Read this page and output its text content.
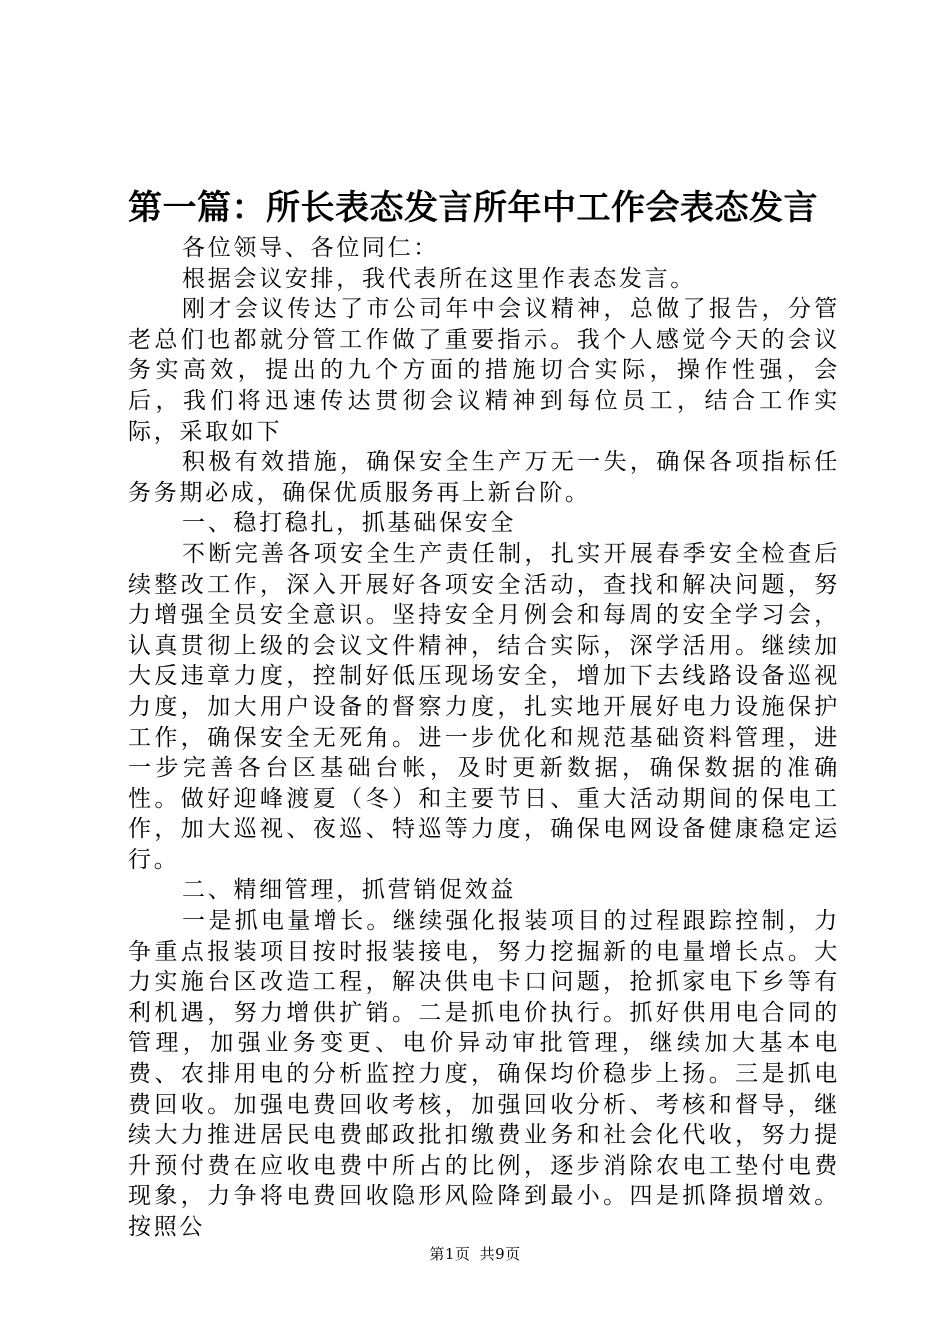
第一篇：所长表态发言所年中工作会表态发言

各位领导、各位同仁：

根据会议安排，我代表所在这里作表态发言。

刚才会议传达了市公司年中会议精神，总做了报告，分管老总们也都就分管工作做了重要指示。我个人感觉今天的会议务实高效，提出的九个方面的措施切合实际，操作性强，会后，我们将迅速传达贯彻会议精神到每位员工，结合工作实际，采取如下

积极有效措施，确保安全生产万无一失，确保各项指标任务务期必成，确保优质服务再上新台阶。

一、稳打稳扎，抓基础保安全

不断完善各项安全生产责任制，扎实开展春季安全检查后续整改工作，深入开展好各项安全活动，查找和解决问题，努力增强全员安全意识。坚持安全月例会和每周的安全学习会，认真贯彻上级的会议文件精神，结合实际，深学活用。继续加大反违章力度，控制好低压现场安全，增加下去线路设备巡视力度，加大用户设备的督察力度，扎实地开展好电力设施保护工作，确保安全无死角。进一步优化和规范基础资料管理，进一步完善各台区基础台帐，及时更新数据，确保数据的准确性。做好迎峰渡夏（冬）和主要节日、重大活动期间的保电工作，加大巡视、夜巡、特巡等力度，确保电网设备健康稳定运行。

二、精细管理，抓营销促效益

一是抓电量增长。继续强化报装项目的过程跟踪控制，力争重点报装项目按时报装接电，努力挖掘新的电量增长点。大力实施台区改造工程，解决供电卡口问题，抢抓家电下乡等有利机遇，努力增供扩销。二是抓电价执行。抓好供用电合同的管理，加强业务变更、电价异动审批管理，继续加大基本电费、农排用电的分析监控力度，确保均价稳步上扬。三是抓电费回收。加强电费回收考核，加强回收分析、考核和督导，继续大力推进居民电费邮政批扣缴费业务和社会化代收，努力提升预付费在应收电费中所占的比例，逐步消除农电工垫付电费现象，力争将电费回收隐形风险降到最小。四是抓降损增效。按照公

第1页 共9页
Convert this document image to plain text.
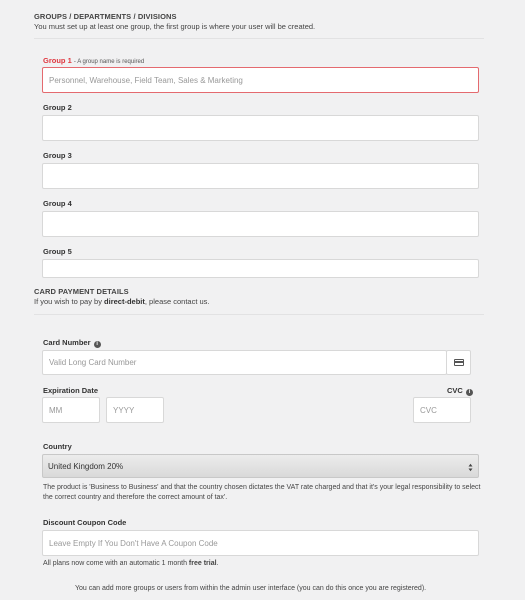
GROUPS / DEPARTMENTS / DIVISIONS
You must set up at least one group, the first group is where your user will be created.
Group 1 - A group name is required
Personnel, Warehouse, Field Team, Sales & Marketing
Group 2
Group 3
Group 4
Group 5
CARD PAYMENT DETAILS
If you wish to pay by direct-debit, please contact us.
Card Number i
Valid Long Card Number
Expiration Date	CVC i
MM	YYYY	CVC
Country
United Kingdom 20%
The product is 'Business to Business' and that the country chosen dictates the VAT rate charged and that it's your legal responsibility to select the correct country and therefore the correct amount of tax'.
Discount Coupon Code
Leave Empty If You Don't Have A Coupon Code
All plans now come with an automatic 1 month free trial.
You can add more groups or users from within the admin user interface (you can do this once you are registered).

§ **TASK BRIEF**
Find each line holding the word "this" and copy it.

§ **EXERCISE RESULT**
Read this page and output its text content.
Convert this document image to plain text.
You can add more groups or users from within the admin user interface (you can do this once you are registered).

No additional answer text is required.